> Source records:
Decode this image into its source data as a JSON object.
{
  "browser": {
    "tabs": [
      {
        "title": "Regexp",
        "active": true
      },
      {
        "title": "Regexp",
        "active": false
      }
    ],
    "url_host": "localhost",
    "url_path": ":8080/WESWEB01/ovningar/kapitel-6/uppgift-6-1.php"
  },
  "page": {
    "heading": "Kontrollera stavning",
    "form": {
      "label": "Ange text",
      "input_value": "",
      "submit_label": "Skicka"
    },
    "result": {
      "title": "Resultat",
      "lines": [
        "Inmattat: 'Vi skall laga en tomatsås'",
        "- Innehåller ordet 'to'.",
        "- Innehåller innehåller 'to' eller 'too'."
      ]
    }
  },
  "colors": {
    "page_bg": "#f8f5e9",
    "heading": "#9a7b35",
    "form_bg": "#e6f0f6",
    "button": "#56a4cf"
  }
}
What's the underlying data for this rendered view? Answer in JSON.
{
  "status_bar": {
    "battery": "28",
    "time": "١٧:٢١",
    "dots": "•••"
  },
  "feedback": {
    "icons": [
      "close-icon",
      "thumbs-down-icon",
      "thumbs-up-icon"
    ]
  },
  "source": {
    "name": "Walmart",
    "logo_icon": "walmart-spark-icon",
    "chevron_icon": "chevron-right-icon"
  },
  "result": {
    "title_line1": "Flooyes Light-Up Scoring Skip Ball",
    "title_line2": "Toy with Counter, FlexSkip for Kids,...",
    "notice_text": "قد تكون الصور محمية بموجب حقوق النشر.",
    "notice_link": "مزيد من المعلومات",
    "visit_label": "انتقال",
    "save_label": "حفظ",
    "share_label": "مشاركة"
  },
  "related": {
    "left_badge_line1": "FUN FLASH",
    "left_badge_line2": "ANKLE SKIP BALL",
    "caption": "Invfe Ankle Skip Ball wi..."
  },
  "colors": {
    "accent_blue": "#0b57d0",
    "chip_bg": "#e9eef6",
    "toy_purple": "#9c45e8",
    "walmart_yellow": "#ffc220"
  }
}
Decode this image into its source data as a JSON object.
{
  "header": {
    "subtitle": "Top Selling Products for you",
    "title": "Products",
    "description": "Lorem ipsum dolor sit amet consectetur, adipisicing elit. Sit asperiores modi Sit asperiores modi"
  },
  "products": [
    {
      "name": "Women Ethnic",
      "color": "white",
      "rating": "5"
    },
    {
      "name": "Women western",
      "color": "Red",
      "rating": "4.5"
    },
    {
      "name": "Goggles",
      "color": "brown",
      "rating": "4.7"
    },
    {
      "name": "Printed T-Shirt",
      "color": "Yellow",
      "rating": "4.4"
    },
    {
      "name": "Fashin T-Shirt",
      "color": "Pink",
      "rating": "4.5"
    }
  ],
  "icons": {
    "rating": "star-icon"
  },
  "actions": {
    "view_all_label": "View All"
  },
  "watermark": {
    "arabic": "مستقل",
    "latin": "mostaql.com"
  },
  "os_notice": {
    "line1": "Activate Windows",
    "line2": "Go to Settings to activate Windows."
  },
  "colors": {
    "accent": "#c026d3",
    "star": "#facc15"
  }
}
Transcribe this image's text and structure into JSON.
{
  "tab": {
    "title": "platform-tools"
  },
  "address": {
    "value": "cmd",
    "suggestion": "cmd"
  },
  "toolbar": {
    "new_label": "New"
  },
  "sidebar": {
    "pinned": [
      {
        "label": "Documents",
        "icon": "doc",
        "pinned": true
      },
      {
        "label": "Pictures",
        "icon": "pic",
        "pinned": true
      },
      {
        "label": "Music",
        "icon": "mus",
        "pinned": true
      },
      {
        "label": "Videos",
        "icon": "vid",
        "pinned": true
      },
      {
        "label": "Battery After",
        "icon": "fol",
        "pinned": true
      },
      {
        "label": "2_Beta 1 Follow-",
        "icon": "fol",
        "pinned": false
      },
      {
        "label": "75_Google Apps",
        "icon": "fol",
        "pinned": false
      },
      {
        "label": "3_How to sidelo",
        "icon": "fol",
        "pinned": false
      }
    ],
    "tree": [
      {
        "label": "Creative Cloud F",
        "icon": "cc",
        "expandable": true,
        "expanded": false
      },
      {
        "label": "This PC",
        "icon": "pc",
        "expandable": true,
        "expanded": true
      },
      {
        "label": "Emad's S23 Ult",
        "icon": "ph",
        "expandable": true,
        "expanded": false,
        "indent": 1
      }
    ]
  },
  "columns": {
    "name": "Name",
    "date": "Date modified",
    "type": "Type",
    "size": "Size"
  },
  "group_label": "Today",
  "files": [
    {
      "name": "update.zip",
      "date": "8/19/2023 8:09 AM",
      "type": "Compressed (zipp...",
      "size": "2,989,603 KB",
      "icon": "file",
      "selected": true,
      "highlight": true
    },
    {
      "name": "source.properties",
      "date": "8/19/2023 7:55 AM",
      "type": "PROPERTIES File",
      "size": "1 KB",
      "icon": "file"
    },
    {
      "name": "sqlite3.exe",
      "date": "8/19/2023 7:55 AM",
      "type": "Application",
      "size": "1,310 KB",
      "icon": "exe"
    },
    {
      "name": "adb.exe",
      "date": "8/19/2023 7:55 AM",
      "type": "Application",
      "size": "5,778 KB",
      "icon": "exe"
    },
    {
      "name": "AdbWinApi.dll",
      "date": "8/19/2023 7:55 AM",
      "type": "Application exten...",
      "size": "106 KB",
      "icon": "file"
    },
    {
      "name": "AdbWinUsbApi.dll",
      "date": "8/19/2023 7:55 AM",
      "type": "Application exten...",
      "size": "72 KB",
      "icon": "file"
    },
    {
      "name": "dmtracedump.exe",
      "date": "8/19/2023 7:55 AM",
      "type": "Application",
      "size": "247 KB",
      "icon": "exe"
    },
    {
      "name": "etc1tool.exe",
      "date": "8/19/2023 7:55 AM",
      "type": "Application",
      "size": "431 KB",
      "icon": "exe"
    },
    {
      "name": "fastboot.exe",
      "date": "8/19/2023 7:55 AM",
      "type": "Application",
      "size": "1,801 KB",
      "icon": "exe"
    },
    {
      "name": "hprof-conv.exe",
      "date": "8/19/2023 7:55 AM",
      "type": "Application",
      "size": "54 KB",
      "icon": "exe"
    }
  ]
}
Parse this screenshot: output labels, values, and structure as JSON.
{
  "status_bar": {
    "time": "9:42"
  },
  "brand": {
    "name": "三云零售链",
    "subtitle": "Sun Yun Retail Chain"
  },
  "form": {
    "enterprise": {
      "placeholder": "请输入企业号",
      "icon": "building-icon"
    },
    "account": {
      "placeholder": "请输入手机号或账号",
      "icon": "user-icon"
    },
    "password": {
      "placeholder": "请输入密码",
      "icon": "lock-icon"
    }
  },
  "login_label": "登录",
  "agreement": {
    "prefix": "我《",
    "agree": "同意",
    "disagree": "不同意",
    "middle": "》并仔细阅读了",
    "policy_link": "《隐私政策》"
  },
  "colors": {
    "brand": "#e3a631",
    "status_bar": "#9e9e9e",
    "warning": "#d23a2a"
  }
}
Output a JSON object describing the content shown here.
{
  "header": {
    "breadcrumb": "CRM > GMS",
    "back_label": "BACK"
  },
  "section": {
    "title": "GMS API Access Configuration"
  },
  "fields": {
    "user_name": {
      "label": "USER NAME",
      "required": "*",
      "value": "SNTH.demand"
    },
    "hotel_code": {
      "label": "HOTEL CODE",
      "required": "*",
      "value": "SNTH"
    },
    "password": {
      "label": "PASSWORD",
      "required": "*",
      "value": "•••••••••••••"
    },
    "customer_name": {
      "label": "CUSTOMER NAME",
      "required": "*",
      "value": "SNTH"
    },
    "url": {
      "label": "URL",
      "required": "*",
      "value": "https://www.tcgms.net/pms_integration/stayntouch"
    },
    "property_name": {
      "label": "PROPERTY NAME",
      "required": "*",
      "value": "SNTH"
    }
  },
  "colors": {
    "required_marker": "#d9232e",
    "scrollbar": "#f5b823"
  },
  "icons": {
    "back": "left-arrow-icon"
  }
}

> Stated exercise: Above are some records. Count the lines among them with the word "Windows", and answer with the number only.

> Problem solution: 2